What you have to do: Pull out all lines from the listing below in which the word "name" appears.

————

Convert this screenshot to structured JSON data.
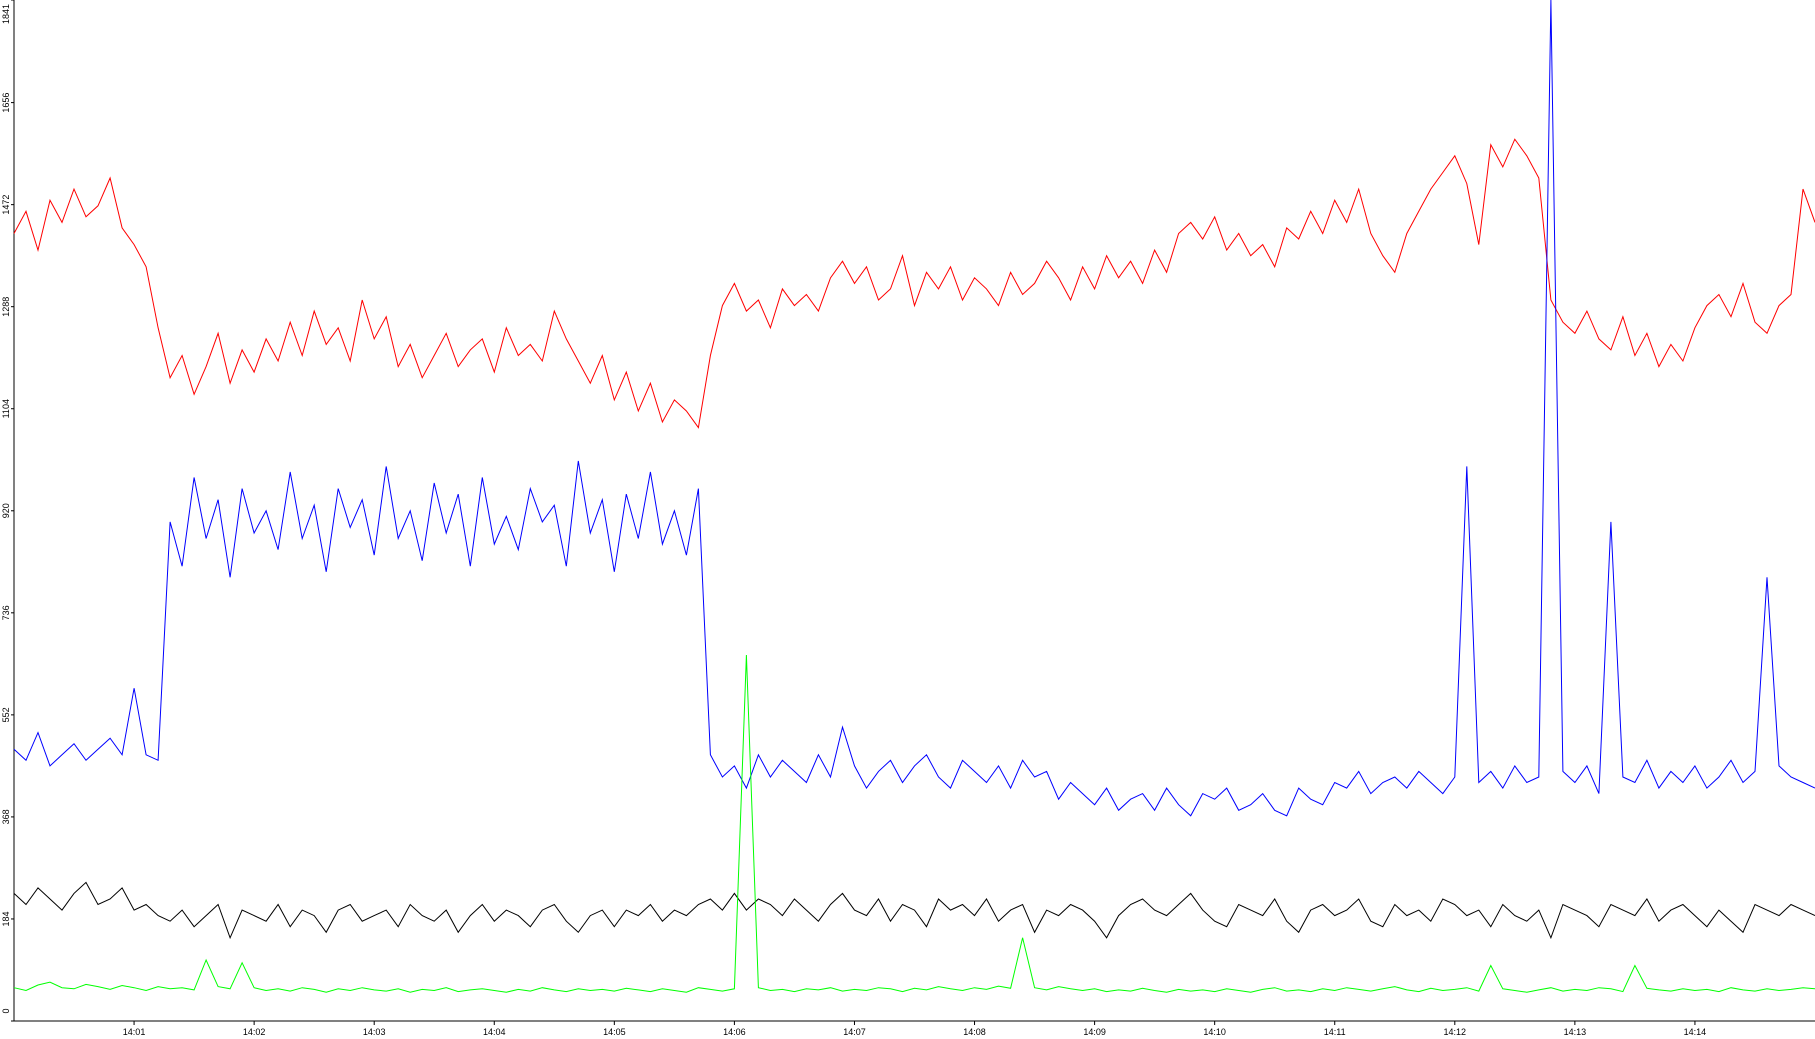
{
  "chart_data": {
    "type": "line",
    "x": [
      0,
      0.1,
      0.2,
      0.3,
      0.4,
      0.5,
      0.6,
      0.7,
      0.8,
      0.9,
      1,
      1.1,
      1.2,
      1.3,
      1.4,
      1.5,
      1.6,
      1.7,
      1.8,
      1.9,
      2,
      2.1,
      2.2,
      2.3,
      2.4,
      2.5,
      2.6,
      2.7,
      2.8,
      2.9,
      3,
      3.1,
      3.2,
      3.3,
      3.4,
      3.5,
      3.6,
      3.7,
      3.8,
      3.9,
      4,
      4.1,
      4.2,
      4.3,
      4.4,
      4.5,
      4.6,
      4.7,
      4.8,
      4.9,
      5,
      5.1,
      5.2,
      5.3,
      5.4,
      5.5,
      5.6,
      5.7,
      5.8,
      5.9,
      6,
      6.1,
      6.2,
      6.3,
      6.4,
      6.5,
      6.6,
      6.7,
      6.8,
      6.9,
      7,
      7.1,
      7.2,
      7.3,
      7.4,
      7.5,
      7.6,
      7.7,
      7.8,
      7.9,
      8,
      8.1,
      8.2,
      8.3,
      8.4,
      8.5,
      8.6,
      8.7,
      8.8,
      8.9,
      9,
      9.1,
      9.2,
      9.3,
      9.4,
      9.5,
      9.6,
      9.7,
      9.8,
      9.9,
      10,
      10.1,
      10.2,
      10.3,
      10.4,
      10.5,
      10.6,
      10.7,
      10.8,
      10.9,
      11,
      11.1,
      11.2,
      11.3,
      11.4,
      11.5,
      11.6,
      11.7,
      11.8,
      11.9,
      12,
      12.1,
      12.2,
      12.3,
      12.4,
      12.5,
      12.6,
      12.7,
      12.8,
      12.9,
      13,
      13.1,
      13.2,
      13.3,
      13.4,
      13.5,
      13.6,
      13.7,
      13.8,
      13.9,
      14,
      14.1,
      14.2,
      14.3,
      14.4,
      14.5,
      14.6,
      14.7,
      14.8,
      14.9,
      15
    ],
    "series": [
      {
        "color": "#ff0000",
        "values": [
          1420,
          1460,
          1390,
          1480,
          1440,
          1500,
          1450,
          1470,
          1520,
          1430,
          1400,
          1360,
          1250,
          1160,
          1200,
          1130,
          1180,
          1240,
          1150,
          1210,
          1170,
          1230,
          1190,
          1260,
          1200,
          1280,
          1220,
          1250,
          1190,
          1300,
          1230,
          1270,
          1180,
          1220,
          1160,
          1200,
          1240,
          1180,
          1210,
          1230,
          1170,
          1250,
          1200,
          1220,
          1190,
          1280,
          1230,
          1190,
          1150,
          1200,
          1120,
          1170,
          1100,
          1150,
          1080,
          1120,
          1100,
          1070,
          1200,
          1290,
          1330,
          1280,
          1300,
          1250,
          1320,
          1290,
          1310,
          1280,
          1340,
          1370,
          1330,
          1360,
          1300,
          1320,
          1380,
          1290,
          1350,
          1320,
          1360,
          1300,
          1340,
          1320,
          1290,
          1350,
          1310,
          1330,
          1370,
          1340,
          1300,
          1360,
          1320,
          1380,
          1340,
          1370,
          1330,
          1390,
          1350,
          1420,
          1440,
          1410,
          1450,
          1390,
          1420,
          1380,
          1400,
          1360,
          1430,
          1410,
          1460,
          1420,
          1480,
          1440,
          1500,
          1420,
          1380,
          1350,
          1420,
          1460,
          1500,
          1530,
          1560,
          1510,
          1400,
          1580,
          1540,
          1590,
          1560,
          1520,
          1300,
          1260,
          1240,
          1280,
          1230,
          1210,
          1270,
          1200,
          1240,
          1180,
          1220,
          1190,
          1250,
          1290,
          1310,
          1270,
          1330,
          1260,
          1240,
          1290,
          1310,
          1500,
          1440
        ]
      },
      {
        "color": "#0000ff",
        "values": [
          490,
          470,
          520,
          460,
          480,
          500,
          470,
          490,
          510,
          480,
          600,
          480,
          470,
          900,
          820,
          980,
          870,
          940,
          800,
          960,
          880,
          920,
          850,
          990,
          870,
          930,
          810,
          960,
          890,
          940,
          840,
          1000,
          870,
          920,
          830,
          970,
          880,
          950,
          820,
          980,
          860,
          910,
          850,
          960,
          900,
          930,
          820,
          1010,
          880,
          940,
          810,
          950,
          870,
          990,
          860,
          920,
          840,
          960,
          480,
          440,
          460,
          420,
          480,
          440,
          470,
          450,
          430,
          480,
          440,
          530,
          460,
          420,
          450,
          470,
          430,
          460,
          480,
          440,
          420,
          470,
          450,
          430,
          460,
          420,
          470,
          440,
          450,
          400,
          430,
          410,
          390,
          420,
          380,
          400,
          410,
          380,
          420,
          390,
          370,
          410,
          400,
          420,
          380,
          390,
          410,
          380,
          370,
          420,
          400,
          390,
          430,
          420,
          450,
          410,
          430,
          440,
          420,
          450,
          430,
          410,
          440,
          1000,
          430,
          450,
          420,
          460,
          430,
          440,
          1841,
          450,
          430,
          460,
          410,
          900,
          440,
          430,
          470,
          420,
          450,
          430,
          460,
          420,
          440,
          470,
          430,
          450,
          800,
          460,
          440,
          430,
          420
        ]
      },
      {
        "color": "#000000",
        "values": [
          230,
          210,
          240,
          220,
          200,
          230,
          250,
          210,
          220,
          240,
          200,
          210,
          190,
          180,
          200,
          170,
          190,
          210,
          150,
          200,
          190,
          180,
          210,
          170,
          200,
          190,
          160,
          200,
          210,
          180,
          190,
          200,
          170,
          210,
          190,
          180,
          200,
          160,
          190,
          210,
          180,
          200,
          190,
          170,
          200,
          210,
          180,
          160,
          190,
          200,
          170,
          200,
          190,
          210,
          180,
          200,
          190,
          210,
          220,
          200,
          230,
          200,
          220,
          210,
          190,
          220,
          200,
          180,
          210,
          230,
          200,
          190,
          220,
          180,
          210,
          200,
          170,
          220,
          200,
          210,
          190,
          220,
          180,
          200,
          210,
          160,
          200,
          190,
          210,
          200,
          180,
          150,
          190,
          210,
          220,
          200,
          190,
          210,
          230,
          200,
          180,
          170,
          210,
          200,
          190,
          220,
          180,
          160,
          200,
          210,
          190,
          200,
          220,
          180,
          170,
          210,
          190,
          200,
          180,
          220,
          210,
          190,
          200,
          170,
          210,
          190,
          180,
          200,
          150,
          210,
          200,
          190,
          170,
          210,
          200,
          190,
          220,
          180,
          200,
          210,
          190,
          170,
          200,
          180,
          160,
          210,
          200,
          190,
          210,
          200,
          190
        ]
      },
      {
        "color": "#00ff00",
        "values": [
          60,
          55,
          65,
          70,
          60,
          58,
          66,
          62,
          57,
          64,
          60,
          55,
          62,
          58,
          60,
          56,
          110,
          62,
          58,
          105,
          60,
          55,
          58,
          54,
          60,
          57,
          52,
          58,
          55,
          60,
          56,
          54,
          58,
          52,
          57,
          55,
          60,
          53,
          56,
          58,
          55,
          52,
          57,
          54,
          60,
          56,
          53,
          58,
          55,
          57,
          54,
          59,
          56,
          53,
          58,
          55,
          52,
          60,
          57,
          54,
          58,
          660,
          60,
          55,
          57,
          53,
          58,
          56,
          60,
          54,
          57,
          55,
          60,
          58,
          53,
          59,
          56,
          62,
          58,
          55,
          60,
          57,
          63,
          59,
          150,
          60,
          56,
          62,
          58,
          55,
          58,
          53,
          56,
          54,
          59,
          55,
          52,
          57,
          54,
          56,
          53,
          58,
          55,
          52,
          57,
          60,
          54,
          56,
          53,
          58,
          55,
          60,
          57,
          54,
          58,
          62,
          56,
          53,
          59,
          55,
          57,
          60,
          54,
          100,
          58,
          55,
          52,
          56,
          60,
          54,
          57,
          55,
          60,
          58,
          53,
          100,
          59,
          56,
          54,
          58,
          55,
          57,
          53,
          60,
          56,
          54,
          58,
          55,
          57,
          60,
          58
        ]
      }
    ],
    "xlim": [
      0,
      15
    ],
    "xticks": [
      {
        "value": 1,
        "label": "14:01"
      },
      {
        "value": 2,
        "label": "14:02"
      },
      {
        "value": 3,
        "label": "14:03"
      },
      {
        "value": 4,
        "label": "14:04"
      },
      {
        "value": 5,
        "label": "14:05"
      },
      {
        "value": 6,
        "label": "14:06"
      },
      {
        "value": 7,
        "label": "14:07"
      },
      {
        "value": 8,
        "label": "14:08"
      },
      {
        "value": 9,
        "label": "14:09"
      },
      {
        "value": 10,
        "label": "14:10"
      },
      {
        "value": 11,
        "label": "14:11"
      },
      {
        "value": 12,
        "label": "14:12"
      },
      {
        "value": 13,
        "label": "14:13"
      },
      {
        "value": 14,
        "label": "14:14"
      }
    ],
    "ylim": [
      0,
      1841
    ],
    "yticks": [
      0,
      184,
      368,
      552,
      736,
      920,
      1104,
      1288,
      1472,
      1656,
      1841
    ]
  }
}
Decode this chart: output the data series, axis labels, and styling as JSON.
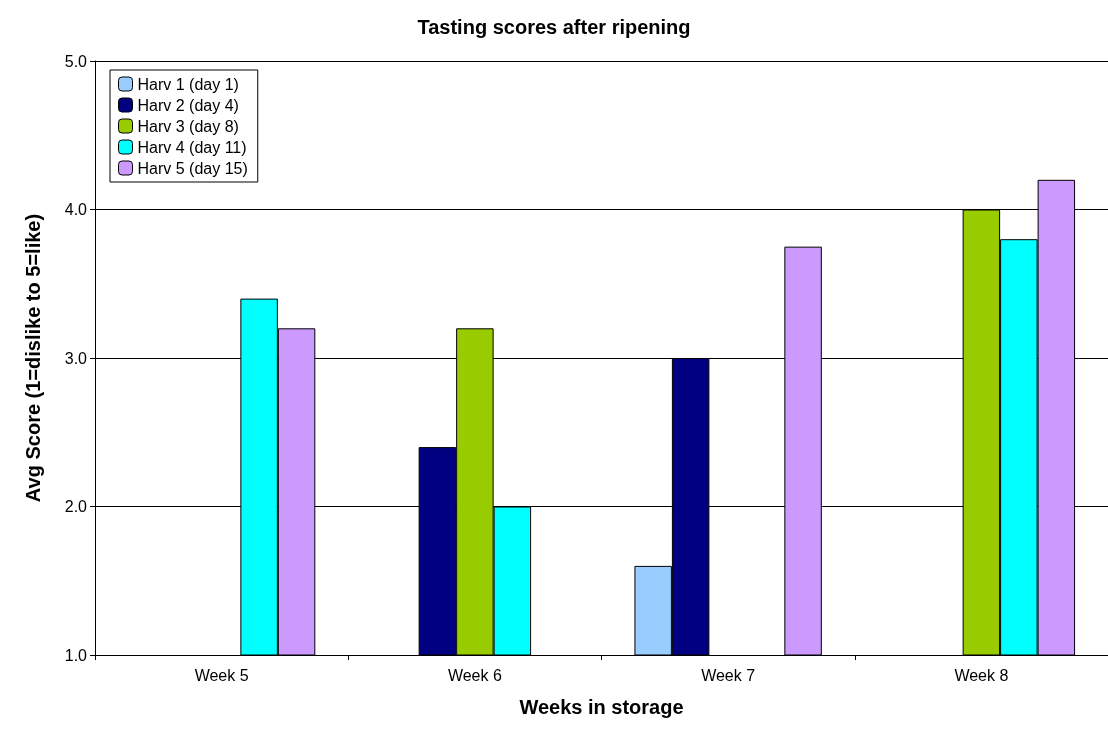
{
  "chart_data": {
    "type": "bar",
    "title": "Tasting scores after ripening",
    "xlabel": "Weeks in storage",
    "ylabel": "Avg Score (1=dislike to 5=like)",
    "categories": [
      "Week 5",
      "Week 6",
      "Week 7",
      "Week 8"
    ],
    "series": [
      {
        "name": "Harv 1 (day 1)",
        "color": "#99ccff",
        "values": [
          null,
          null,
          1.6,
          null
        ]
      },
      {
        "name": "Harv 2 (day 4)",
        "color": "#000080",
        "values": [
          null,
          2.4,
          3.0,
          null
        ]
      },
      {
        "name": "Harv 3 (day 8)",
        "color": "#99cc00",
        "values": [
          null,
          3.2,
          null,
          4.0
        ]
      },
      {
        "name": "Harv 4 (day 11)",
        "color": "#00ffff",
        "values": [
          3.4,
          2.0,
          null,
          3.8
        ]
      },
      {
        "name": "Harv 5 (day 15)",
        "color": "#cc99ff",
        "values": [
          3.2,
          null,
          3.75,
          4.2
        ]
      }
    ],
    "ylim": [
      1,
      5
    ],
    "yticks": [
      {
        "value": 1,
        "label": "1.0"
      },
      {
        "value": 2,
        "label": "2.0"
      },
      {
        "value": 3,
        "label": "3.0"
      },
      {
        "value": 4,
        "label": "4.0"
      },
      {
        "value": 5,
        "label": "5.0"
      }
    ],
    "grid": "y",
    "legend": "top left"
  }
}
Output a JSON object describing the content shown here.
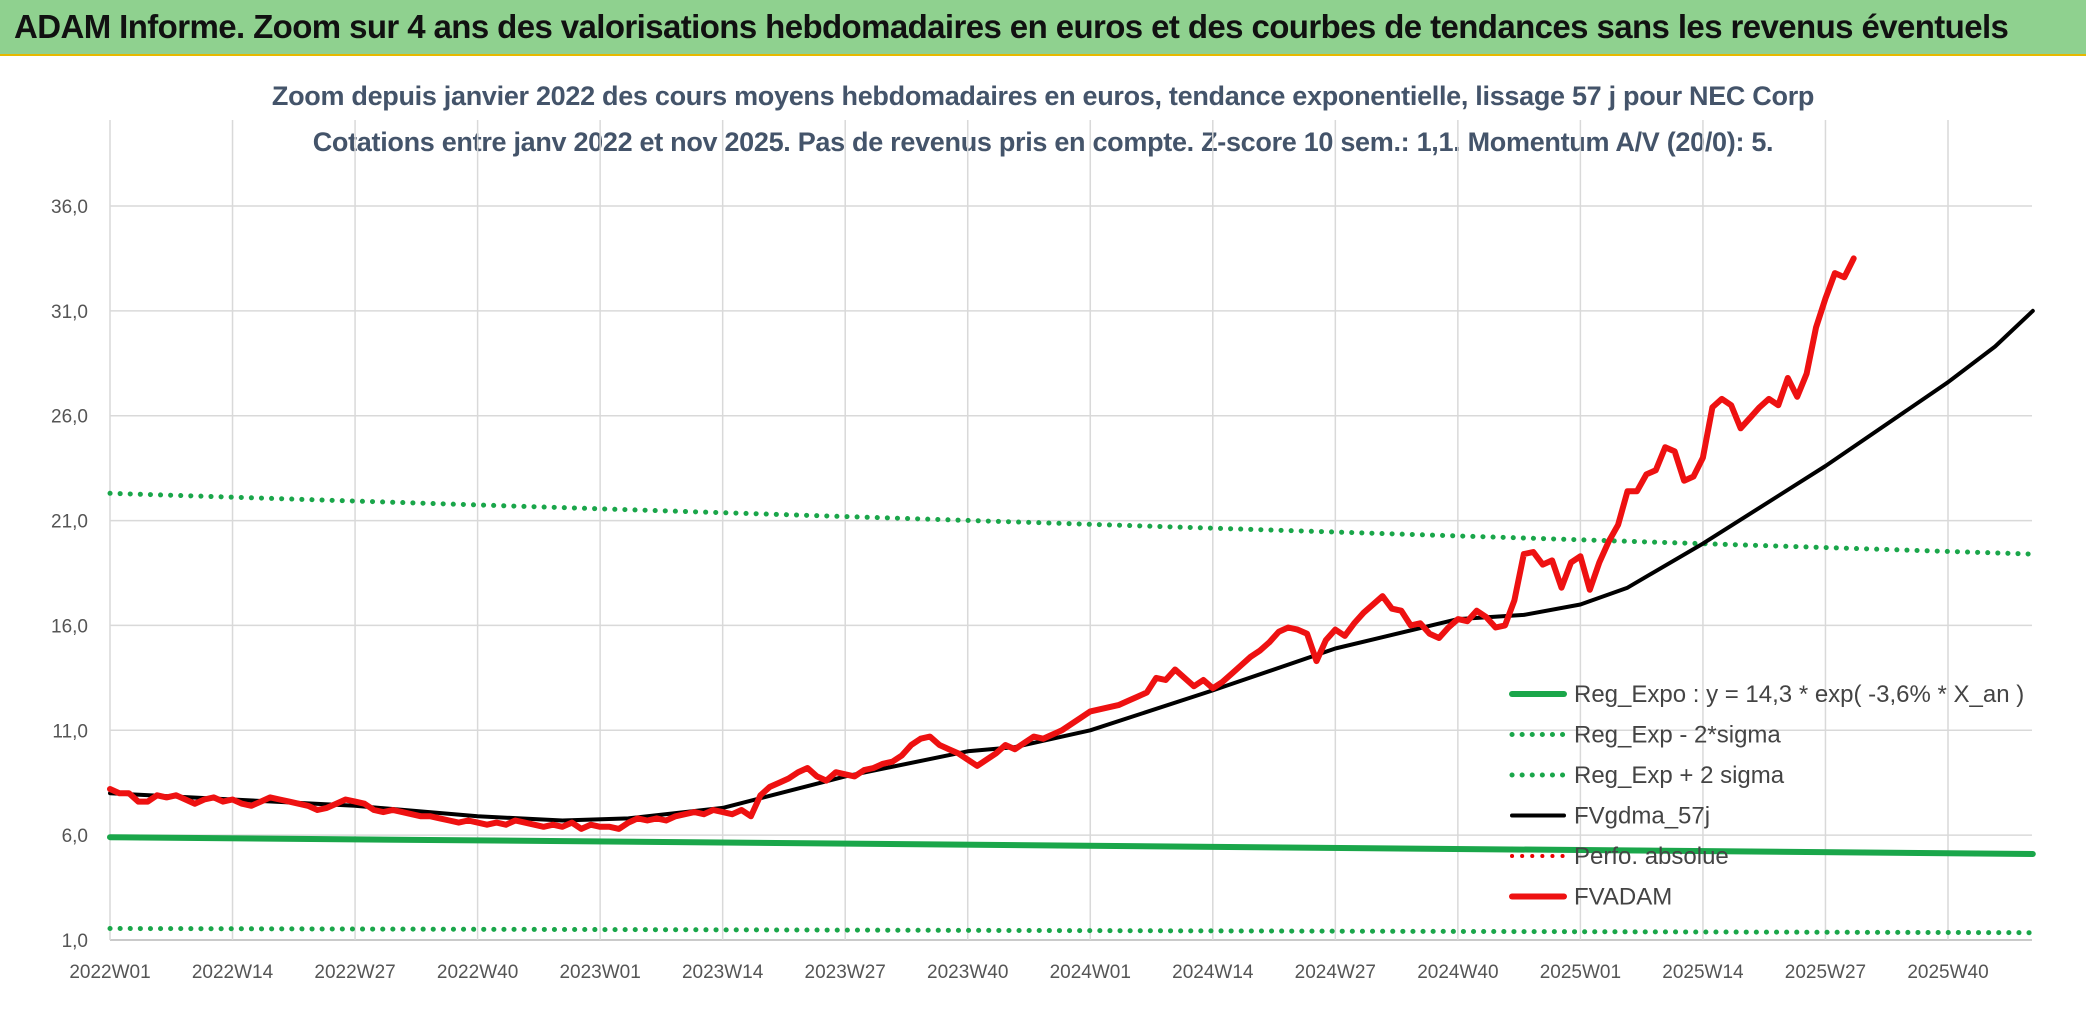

————

Worked solution:
        "name": "Harv 1 (day 1)",
        "name": "Harv 2 (day 4)",
        "name": "Harv 3 (day 8)",
        "name": "Harv 4 (day 11)",
        "name": "Harv 5 (day 15)",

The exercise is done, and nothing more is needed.